*Written exercise*. In the entries that follow, find the word "Transaksi" and report each line it is on.

───── Task input ─────

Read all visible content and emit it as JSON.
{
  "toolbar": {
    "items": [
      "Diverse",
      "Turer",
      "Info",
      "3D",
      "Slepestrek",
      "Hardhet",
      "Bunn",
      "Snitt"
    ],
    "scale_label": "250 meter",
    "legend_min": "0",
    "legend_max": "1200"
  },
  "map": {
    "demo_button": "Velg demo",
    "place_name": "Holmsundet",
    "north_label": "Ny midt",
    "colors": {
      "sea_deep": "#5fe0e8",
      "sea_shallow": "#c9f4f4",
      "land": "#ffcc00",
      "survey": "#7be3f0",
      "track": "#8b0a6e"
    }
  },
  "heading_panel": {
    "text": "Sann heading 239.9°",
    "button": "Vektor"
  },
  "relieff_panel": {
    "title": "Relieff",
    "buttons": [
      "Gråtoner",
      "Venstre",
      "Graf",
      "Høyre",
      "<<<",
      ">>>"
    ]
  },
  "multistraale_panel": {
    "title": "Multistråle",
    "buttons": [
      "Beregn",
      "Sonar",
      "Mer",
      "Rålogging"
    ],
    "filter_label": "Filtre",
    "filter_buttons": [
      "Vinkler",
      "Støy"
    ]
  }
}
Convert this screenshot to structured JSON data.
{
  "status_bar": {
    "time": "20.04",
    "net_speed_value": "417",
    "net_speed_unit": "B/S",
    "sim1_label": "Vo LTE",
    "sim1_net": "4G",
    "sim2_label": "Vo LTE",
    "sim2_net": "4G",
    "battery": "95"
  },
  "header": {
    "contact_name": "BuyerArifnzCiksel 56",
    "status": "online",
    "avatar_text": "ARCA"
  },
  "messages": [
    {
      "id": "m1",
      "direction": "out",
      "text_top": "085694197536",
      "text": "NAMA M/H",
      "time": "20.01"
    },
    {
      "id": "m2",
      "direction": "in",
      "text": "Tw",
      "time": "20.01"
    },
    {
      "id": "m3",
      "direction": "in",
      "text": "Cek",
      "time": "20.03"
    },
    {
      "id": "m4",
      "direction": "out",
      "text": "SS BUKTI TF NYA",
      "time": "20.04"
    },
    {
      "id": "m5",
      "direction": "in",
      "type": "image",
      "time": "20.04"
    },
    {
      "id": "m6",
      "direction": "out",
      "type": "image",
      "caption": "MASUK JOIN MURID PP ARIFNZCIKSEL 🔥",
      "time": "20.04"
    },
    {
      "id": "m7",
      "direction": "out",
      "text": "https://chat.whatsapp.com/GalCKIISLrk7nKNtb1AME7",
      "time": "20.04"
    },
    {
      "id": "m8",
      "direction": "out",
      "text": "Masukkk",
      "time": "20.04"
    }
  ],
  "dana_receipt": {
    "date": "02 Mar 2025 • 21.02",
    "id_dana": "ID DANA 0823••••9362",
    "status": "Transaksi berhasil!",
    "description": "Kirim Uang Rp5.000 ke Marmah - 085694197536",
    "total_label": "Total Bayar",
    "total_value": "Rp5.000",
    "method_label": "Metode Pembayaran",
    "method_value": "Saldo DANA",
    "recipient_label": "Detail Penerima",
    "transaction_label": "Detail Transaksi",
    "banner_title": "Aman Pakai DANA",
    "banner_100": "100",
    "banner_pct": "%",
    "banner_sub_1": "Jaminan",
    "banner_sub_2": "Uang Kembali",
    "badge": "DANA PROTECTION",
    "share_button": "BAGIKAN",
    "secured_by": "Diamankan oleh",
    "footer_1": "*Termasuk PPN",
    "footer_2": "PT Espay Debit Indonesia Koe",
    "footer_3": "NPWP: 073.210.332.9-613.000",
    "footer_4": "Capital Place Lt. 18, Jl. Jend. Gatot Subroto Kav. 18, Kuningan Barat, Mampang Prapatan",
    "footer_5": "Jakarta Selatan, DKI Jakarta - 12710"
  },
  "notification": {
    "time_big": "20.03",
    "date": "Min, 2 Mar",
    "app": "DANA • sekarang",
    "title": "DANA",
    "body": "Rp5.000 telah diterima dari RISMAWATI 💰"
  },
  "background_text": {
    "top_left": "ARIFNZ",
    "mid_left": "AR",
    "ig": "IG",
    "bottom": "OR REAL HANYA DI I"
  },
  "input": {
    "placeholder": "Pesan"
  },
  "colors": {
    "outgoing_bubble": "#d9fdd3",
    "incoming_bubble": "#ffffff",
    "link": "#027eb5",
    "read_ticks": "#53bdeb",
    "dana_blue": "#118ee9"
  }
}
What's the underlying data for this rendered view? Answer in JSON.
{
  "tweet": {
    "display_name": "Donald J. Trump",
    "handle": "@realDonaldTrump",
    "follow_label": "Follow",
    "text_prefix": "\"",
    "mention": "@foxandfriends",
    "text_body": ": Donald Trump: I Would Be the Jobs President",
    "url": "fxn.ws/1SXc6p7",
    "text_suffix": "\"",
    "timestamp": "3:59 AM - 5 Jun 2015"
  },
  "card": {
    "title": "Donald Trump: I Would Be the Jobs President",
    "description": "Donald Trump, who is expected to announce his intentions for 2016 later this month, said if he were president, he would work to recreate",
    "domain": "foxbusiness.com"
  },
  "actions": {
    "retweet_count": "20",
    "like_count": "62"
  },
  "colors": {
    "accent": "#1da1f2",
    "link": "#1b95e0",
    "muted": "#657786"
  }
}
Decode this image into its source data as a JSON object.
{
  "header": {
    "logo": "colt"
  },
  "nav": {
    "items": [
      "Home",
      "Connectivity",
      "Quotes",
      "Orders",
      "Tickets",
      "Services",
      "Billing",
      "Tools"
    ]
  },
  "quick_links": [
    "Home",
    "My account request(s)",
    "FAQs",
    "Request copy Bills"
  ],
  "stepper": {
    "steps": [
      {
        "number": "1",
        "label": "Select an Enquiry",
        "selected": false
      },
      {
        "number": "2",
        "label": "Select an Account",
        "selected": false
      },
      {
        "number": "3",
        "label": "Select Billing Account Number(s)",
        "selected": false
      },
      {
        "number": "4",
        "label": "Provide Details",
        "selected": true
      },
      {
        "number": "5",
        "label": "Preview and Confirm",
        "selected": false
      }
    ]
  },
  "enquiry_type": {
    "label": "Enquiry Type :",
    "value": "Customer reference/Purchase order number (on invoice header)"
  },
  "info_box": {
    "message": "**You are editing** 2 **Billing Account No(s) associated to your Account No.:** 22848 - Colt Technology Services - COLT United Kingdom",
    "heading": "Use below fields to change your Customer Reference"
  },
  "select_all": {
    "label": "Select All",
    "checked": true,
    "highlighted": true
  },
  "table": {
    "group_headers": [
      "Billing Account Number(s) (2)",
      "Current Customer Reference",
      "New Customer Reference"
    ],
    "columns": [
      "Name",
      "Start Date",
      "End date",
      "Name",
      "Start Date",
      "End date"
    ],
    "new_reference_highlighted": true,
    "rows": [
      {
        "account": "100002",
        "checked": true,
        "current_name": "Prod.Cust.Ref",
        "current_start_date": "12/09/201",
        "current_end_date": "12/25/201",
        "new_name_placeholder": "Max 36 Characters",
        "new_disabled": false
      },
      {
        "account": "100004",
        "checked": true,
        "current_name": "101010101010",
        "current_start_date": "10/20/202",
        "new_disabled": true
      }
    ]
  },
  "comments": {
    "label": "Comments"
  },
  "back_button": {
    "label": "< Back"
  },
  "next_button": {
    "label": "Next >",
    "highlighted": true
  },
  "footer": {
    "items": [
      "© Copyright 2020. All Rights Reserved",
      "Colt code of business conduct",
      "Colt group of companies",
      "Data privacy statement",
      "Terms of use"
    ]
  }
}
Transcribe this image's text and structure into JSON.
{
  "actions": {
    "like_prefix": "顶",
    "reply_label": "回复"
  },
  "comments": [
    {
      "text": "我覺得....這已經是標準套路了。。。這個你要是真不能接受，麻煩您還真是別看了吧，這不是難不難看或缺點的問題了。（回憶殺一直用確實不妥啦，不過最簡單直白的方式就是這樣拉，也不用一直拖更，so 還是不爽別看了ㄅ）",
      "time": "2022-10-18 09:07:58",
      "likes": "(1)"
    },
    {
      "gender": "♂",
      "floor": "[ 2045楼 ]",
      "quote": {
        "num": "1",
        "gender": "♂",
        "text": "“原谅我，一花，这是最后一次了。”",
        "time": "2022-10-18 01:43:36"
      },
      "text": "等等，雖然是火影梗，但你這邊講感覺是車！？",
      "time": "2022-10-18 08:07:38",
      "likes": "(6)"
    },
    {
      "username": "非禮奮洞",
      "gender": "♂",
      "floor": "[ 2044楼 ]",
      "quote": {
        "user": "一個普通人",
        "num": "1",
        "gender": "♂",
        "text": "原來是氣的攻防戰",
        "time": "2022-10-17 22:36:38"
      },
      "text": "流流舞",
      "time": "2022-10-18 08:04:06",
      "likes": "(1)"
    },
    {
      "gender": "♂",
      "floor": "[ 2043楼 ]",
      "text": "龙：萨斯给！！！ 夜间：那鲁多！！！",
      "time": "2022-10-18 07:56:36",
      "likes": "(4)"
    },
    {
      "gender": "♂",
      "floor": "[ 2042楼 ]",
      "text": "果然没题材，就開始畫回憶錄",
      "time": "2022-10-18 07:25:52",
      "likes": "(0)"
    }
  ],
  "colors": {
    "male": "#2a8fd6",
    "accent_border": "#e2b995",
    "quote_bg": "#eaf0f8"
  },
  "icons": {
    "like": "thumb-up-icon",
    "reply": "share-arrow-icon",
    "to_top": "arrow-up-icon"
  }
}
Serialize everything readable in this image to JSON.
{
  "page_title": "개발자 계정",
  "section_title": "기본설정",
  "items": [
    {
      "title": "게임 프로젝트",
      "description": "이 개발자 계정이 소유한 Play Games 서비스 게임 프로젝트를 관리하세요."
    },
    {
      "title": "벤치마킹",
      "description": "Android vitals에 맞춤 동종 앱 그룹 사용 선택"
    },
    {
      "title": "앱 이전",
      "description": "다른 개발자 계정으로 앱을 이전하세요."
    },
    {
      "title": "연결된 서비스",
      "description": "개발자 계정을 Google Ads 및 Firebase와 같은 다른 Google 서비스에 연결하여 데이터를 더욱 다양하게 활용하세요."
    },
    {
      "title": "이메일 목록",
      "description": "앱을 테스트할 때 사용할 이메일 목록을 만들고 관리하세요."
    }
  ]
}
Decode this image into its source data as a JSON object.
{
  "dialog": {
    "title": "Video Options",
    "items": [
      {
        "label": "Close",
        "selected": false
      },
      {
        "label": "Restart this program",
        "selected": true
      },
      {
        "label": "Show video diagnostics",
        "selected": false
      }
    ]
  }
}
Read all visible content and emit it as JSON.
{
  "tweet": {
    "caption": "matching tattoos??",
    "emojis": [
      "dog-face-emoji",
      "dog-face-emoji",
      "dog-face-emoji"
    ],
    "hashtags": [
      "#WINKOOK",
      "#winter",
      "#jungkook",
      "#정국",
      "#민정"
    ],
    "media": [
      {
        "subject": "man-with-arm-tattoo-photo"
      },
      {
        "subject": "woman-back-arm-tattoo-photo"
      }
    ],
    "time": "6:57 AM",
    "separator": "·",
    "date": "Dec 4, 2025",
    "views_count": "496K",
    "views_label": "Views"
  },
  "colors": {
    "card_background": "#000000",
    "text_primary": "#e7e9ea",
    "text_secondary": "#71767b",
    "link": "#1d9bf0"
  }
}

─────

*Exercise answer*.
    "status": "Transaksi berhasil!",
    "transaction_label": "Detail Transaksi",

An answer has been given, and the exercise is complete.